Your task: Write out each line of the listing as it stands, without the images.

Data excerpts
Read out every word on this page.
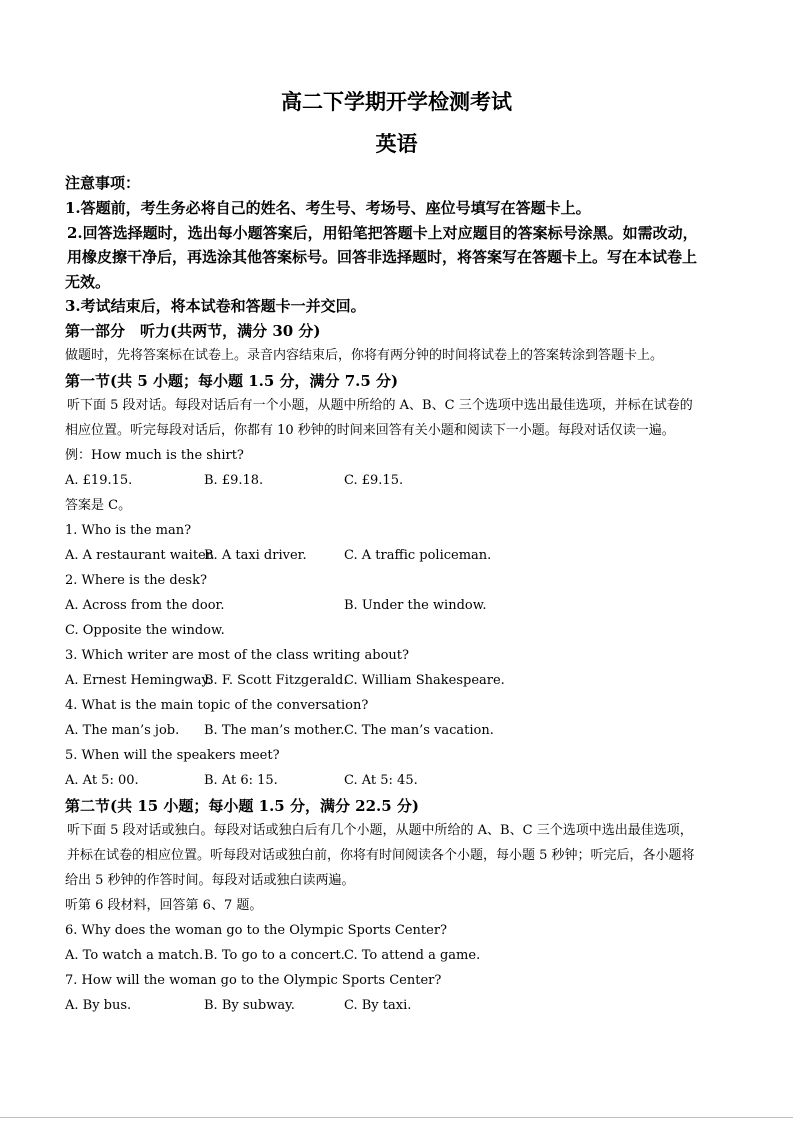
高二下学期开学检测考试
英语
注意事项：
1.答题前，考生务必将自己的姓名、考生号、考场号、座位号填写在答题卡上。
2.回答选择题时，选出每小题答案后，用铅笔把答题卡上对应题目的答案标号涂黑。如需改动，
用橡皮擦干净后，再选涂其他答案标号。回答非选择题时，将答案写在答题卡上。写在本试卷上
无效。
3.考试结束后，将本试卷和答题卡一并交回。
第一部分　听力(共两节，满分 30 分)
做题时，先将答案标在试卷上。录音内容结束后，你将有两分钟的时间将试卷上的答案转涂到答题卡上。
第一节(共 5 小题；每小题 1.5 分，满分 7.5 分)
听下面 5 段对话。每段对话后有一个小题，从题中所给的 A、B、C 三个选项中选出最佳选项，并标在试卷的
相应位置。听完每段对话后，你都有 10 秒钟的时间来回答有关小题和阅读下一小题。每段对话仅读一遍。
例：How much is the shirt?
A. £19.15.	B. £9.18.	C. £9.15.
答案是 C。
1. Who is the man?
A. A restaurant waiter.
B. A taxi driver.	C. A traffic policeman.
2. Where is the desk?
A. Across from the door.	B. Under the window.
C. Opposite the window.
3. Which writer are most of the class writing about?
A. Ernest Hemingway.
B. F. Scott Fitzgerald.
C. William Shakespeare.
4. What is the main topic of the conversation?
A. The man’s job. B. The man’s mother. C. The man’s vacation.
5. When will the speakers meet?
A. At 5: 00.	B. At 6: 15.	C. At 5: 45.
第二节(共 15 小题；每小题 1.5 分，满分 22.5 分)
听下面 5 段对话或独白。每段对话或独白后有几个小题，从题中所给的 A、B、C 三个选项中选出最佳选项，
并标在试卷的相应位置。听每段对话或独白前，你将有时间阅读各个小题，每小题 5 秒钟；听完后，各小题将
给出 5 秒钟的作答时间。每段对话或独白读两遍。
听第 6 段材料，回答第 6、7 题。
6. Why does the woman go to the Olympic Sports Center?
A. To watch a match. B. To go to a concert. C. To attend a game.
7. How will the woman go to the Olympic Sports Center?
A. By bus.	B. By subway.	C. By taxi.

Written answer:
Read out every word on this page.
高二下学期开学检测考试
英语
注意事项：
1.答题前，考生务必将自己的姓名、考生号、考场号、座位号填写在答题卡上。
2.回答选择题时，选出每小题答案后，用铅笔把答题卡上对应题目的答案标号涂黑。如需改动，
用橡皮擦干净后，再选涂其他答案标号。回答非选择题时，将答案写在答题卡上。写在本试卷上
无效。
3.考试结束后，将本试卷和答题卡一并交回。
第一部分　听力(共两节，满分 30 分)
做题时，先将答案标在试卷上。录音内容结束后，你将有两分钟的时间将试卷上的答案转涂到答题卡上。
第一节(共 5 小题；每小题 1.5 分，满分 7.5 分)
听下面 5 段对话。每段对话后有一个小题，从题中所给的 A、B、C 三个选项中选出最佳选项，并标在试卷的
相应位置。听完每段对话后，你都有 10 秒钟的时间来回答有关小题和阅读下一小题。每段对话仅读一遍。
例：How much is the shirt?
A. £19.15.	B. £9.18.	C. £9.15.
答案是 C。
1. Who is the man?
A. A restaurant waiter.
B. A taxi driver.	C. A traffic policeman.
2. Where is the desk?
A. Across from the door.	B. Under the window.
C. Opposite the window.
3. Which writer are most of the class writing about?
A. Ernest Hemingway.
B. F. Scott Fitzgerald.
C. William Shakespeare.
4. What is the main topic of the conversation?
A. The man’s job. B. The man’s mother. C. The man’s vacation.
5. When will the speakers meet?
A. At 5: 00.	B. At 6: 15.	C. At 5: 45.
第二节(共 15 小题；每小题 1.5 分，满分 22.5 分)
听下面 5 段对话或独白。每段对话或独白后有几个小题，从题中所给的 A、B、C 三个选项中选出最佳选项，
并标在试卷的相应位置。听每段对话或独白前，你将有时间阅读各个小题，每小题 5 秒钟；听完后，各小题将
给出 5 秒钟的作答时间。每段对话或独白读两遍。
听第 6 段材料，回答第 6、7 题。
6. Why does the woman go to the Olympic Sports Center?
A. To watch a match. B. To go to a concert. C. To attend a game.
7. How will the woman go to the Olympic Sports Center?
A. By bus.	B. By subway.	C. By taxi.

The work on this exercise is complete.